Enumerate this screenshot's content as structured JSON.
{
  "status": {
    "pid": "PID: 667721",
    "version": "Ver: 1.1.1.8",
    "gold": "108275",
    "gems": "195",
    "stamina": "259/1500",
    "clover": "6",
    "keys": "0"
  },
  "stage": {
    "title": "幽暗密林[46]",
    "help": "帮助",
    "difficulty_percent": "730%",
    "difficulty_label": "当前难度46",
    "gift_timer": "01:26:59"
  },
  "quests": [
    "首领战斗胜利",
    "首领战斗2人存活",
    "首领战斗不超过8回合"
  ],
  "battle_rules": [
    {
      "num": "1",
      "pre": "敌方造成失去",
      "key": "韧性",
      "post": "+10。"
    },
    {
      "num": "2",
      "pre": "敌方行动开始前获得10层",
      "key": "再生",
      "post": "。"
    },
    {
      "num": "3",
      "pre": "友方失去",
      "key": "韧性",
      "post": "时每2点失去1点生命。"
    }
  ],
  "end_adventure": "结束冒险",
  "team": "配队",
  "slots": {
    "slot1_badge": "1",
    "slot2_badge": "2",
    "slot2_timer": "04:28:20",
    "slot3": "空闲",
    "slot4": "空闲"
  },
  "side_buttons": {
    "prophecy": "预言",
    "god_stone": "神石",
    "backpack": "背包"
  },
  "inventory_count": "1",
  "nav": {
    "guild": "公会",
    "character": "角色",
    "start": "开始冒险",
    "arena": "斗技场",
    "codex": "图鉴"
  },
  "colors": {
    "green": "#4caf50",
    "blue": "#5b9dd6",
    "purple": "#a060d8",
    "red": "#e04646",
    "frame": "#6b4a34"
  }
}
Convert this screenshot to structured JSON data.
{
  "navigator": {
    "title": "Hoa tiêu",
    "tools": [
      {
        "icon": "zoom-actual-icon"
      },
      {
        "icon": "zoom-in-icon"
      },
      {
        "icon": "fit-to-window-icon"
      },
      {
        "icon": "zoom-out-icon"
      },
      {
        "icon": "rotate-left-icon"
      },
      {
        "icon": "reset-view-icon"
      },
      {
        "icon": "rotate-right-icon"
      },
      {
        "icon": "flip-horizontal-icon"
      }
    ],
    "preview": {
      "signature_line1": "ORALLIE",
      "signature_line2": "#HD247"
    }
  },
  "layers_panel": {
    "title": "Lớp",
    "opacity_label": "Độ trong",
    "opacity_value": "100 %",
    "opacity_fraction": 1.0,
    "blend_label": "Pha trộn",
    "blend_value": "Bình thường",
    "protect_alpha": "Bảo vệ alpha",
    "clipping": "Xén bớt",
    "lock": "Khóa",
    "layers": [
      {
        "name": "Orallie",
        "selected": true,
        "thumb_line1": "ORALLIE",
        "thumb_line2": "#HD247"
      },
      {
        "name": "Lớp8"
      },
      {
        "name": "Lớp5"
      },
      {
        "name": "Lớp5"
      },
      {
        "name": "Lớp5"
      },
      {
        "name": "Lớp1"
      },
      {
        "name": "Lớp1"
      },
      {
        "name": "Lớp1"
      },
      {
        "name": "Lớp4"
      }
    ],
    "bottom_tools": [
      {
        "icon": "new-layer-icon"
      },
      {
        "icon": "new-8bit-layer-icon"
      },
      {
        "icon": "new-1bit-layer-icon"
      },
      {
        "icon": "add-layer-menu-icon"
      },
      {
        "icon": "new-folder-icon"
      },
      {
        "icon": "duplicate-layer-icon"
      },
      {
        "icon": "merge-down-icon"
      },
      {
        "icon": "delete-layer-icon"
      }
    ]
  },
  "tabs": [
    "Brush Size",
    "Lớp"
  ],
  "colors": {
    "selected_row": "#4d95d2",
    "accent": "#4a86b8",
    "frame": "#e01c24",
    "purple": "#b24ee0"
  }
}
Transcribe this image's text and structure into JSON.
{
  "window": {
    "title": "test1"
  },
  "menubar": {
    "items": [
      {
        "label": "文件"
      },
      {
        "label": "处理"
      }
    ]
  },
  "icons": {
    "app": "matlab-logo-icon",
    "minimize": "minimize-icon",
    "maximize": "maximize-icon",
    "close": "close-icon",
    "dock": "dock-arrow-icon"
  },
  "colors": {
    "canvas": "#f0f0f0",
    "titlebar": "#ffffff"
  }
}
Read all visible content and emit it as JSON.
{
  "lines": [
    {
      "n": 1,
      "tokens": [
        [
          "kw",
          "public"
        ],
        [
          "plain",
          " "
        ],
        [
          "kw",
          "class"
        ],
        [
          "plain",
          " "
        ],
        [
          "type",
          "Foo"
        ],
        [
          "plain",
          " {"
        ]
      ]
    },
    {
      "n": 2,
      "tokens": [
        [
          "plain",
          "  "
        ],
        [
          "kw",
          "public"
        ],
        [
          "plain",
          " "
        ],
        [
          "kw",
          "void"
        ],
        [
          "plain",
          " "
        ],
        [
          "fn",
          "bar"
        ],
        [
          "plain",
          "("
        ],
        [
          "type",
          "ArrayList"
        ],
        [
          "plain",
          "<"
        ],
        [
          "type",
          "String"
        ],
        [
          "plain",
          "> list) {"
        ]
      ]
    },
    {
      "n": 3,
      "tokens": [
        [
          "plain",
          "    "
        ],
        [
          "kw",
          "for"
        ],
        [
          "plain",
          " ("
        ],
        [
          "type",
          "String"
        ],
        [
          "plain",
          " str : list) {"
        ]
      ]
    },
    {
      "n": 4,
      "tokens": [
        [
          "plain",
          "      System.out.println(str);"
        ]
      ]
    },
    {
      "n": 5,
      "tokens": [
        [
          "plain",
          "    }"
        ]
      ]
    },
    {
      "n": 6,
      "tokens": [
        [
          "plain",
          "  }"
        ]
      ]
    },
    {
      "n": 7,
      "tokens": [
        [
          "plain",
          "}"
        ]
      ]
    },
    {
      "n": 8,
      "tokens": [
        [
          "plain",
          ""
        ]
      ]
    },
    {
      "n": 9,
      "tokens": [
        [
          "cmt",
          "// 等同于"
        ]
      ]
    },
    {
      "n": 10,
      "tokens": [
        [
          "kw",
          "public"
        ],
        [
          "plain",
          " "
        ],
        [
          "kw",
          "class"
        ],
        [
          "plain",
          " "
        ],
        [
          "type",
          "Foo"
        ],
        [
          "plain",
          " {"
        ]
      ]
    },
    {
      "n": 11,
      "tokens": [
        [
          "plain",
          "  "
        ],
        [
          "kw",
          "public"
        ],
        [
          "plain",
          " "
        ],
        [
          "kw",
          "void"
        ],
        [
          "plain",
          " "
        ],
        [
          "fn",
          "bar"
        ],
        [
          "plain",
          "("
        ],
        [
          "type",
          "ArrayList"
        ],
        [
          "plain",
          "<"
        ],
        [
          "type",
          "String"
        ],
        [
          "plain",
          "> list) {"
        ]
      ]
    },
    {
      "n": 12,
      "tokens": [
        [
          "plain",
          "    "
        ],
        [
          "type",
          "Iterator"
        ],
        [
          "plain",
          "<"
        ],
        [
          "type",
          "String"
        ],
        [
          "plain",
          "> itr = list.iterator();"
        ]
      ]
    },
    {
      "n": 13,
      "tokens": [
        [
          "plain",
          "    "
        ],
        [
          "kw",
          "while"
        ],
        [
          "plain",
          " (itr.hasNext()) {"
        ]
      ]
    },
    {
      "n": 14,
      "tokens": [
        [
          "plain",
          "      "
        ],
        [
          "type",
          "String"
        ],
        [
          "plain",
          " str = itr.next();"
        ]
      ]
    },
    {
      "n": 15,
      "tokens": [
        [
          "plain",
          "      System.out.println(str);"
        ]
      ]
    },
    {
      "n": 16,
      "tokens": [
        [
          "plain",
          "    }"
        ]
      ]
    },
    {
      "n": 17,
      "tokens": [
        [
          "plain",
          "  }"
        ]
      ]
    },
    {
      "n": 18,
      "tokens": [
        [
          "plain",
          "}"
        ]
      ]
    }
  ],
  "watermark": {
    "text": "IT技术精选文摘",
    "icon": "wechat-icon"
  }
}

◆ What the task asks
Every line in the data that holds "structured" should be copied out.

◆ Answer to this exercise
Enumerate this screenshot's content as structured JSON.
Convert this screenshot to structured JSON data.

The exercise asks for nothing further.